Dataset records on visual material
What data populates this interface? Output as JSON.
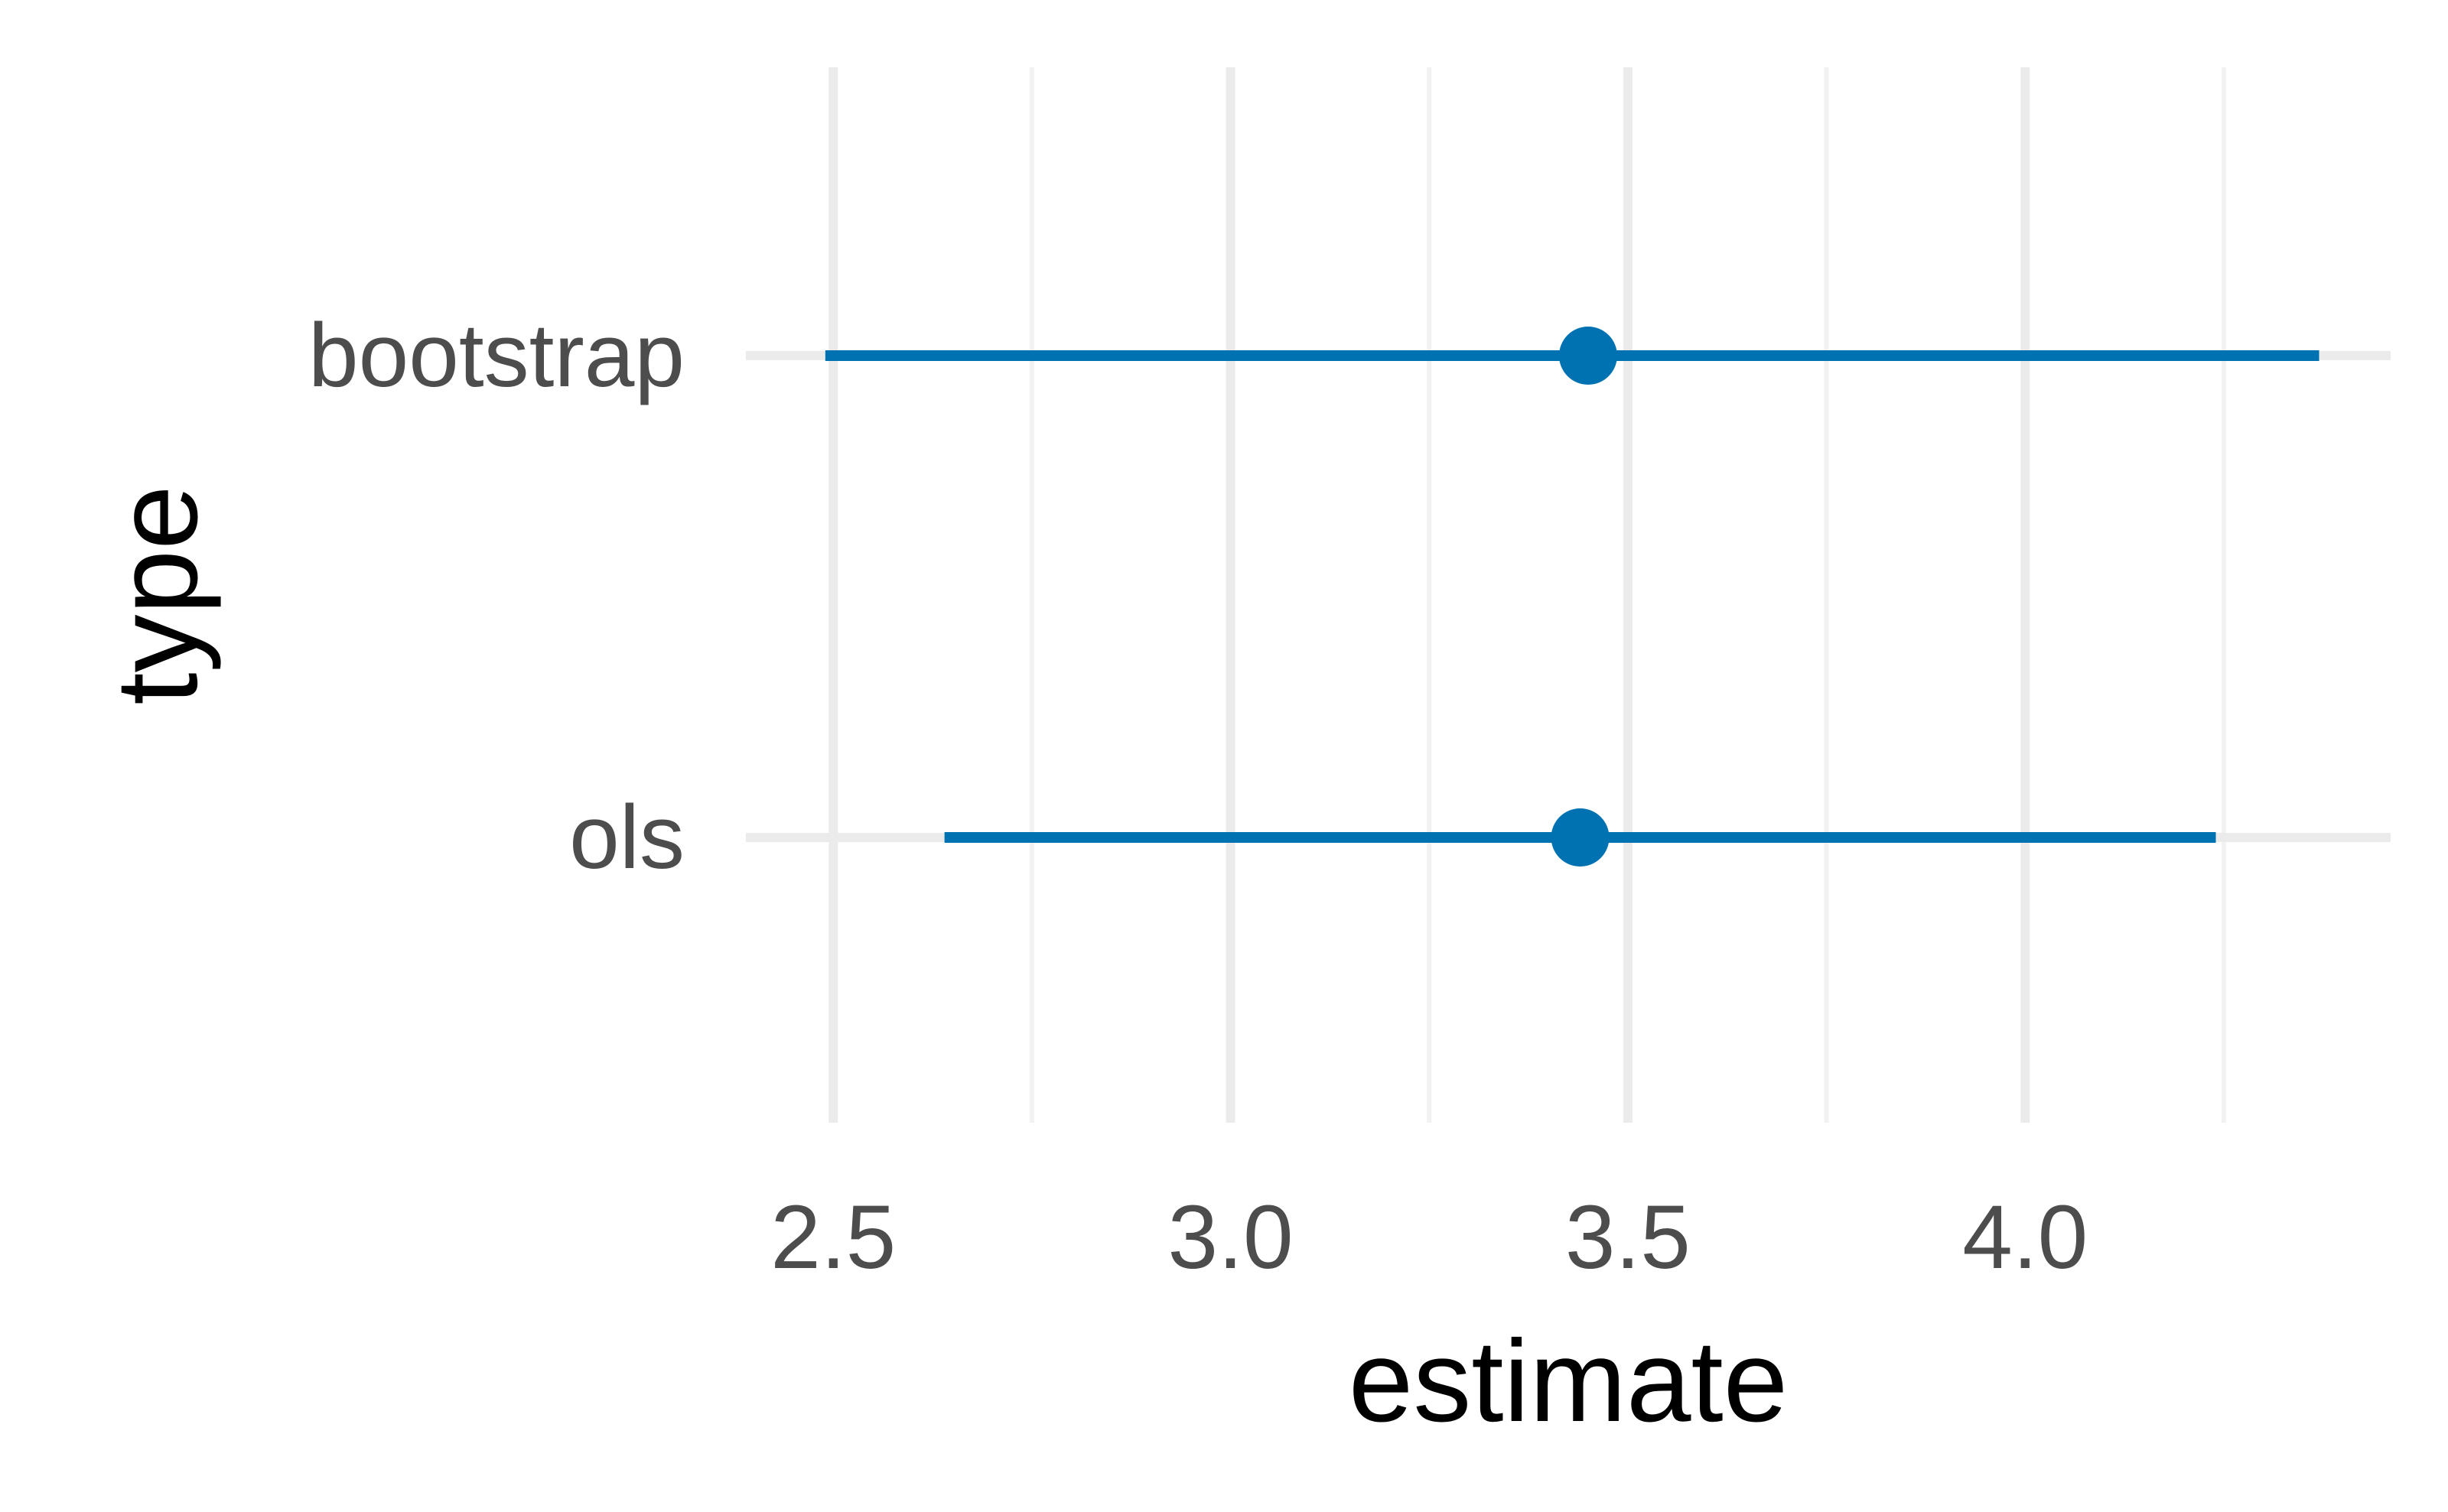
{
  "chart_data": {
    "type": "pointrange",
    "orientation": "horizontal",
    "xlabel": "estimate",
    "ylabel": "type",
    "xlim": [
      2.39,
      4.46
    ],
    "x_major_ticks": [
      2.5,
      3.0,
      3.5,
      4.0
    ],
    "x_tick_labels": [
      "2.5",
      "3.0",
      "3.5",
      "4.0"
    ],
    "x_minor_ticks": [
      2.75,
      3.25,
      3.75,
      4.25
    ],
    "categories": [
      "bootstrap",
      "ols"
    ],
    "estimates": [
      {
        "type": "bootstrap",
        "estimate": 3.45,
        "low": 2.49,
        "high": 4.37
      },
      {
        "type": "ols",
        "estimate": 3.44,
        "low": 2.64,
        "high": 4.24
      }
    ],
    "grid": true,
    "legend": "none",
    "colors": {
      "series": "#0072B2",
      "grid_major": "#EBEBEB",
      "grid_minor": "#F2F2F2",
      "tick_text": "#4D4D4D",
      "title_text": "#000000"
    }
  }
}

EXERCISE DIRECTIONS:
Return each line where "type" shows up.

TASK RESPONSE:
    "type": "pointrange",
    "ylabel": "type",
        "type": "bootstrap",
        "type": "ols",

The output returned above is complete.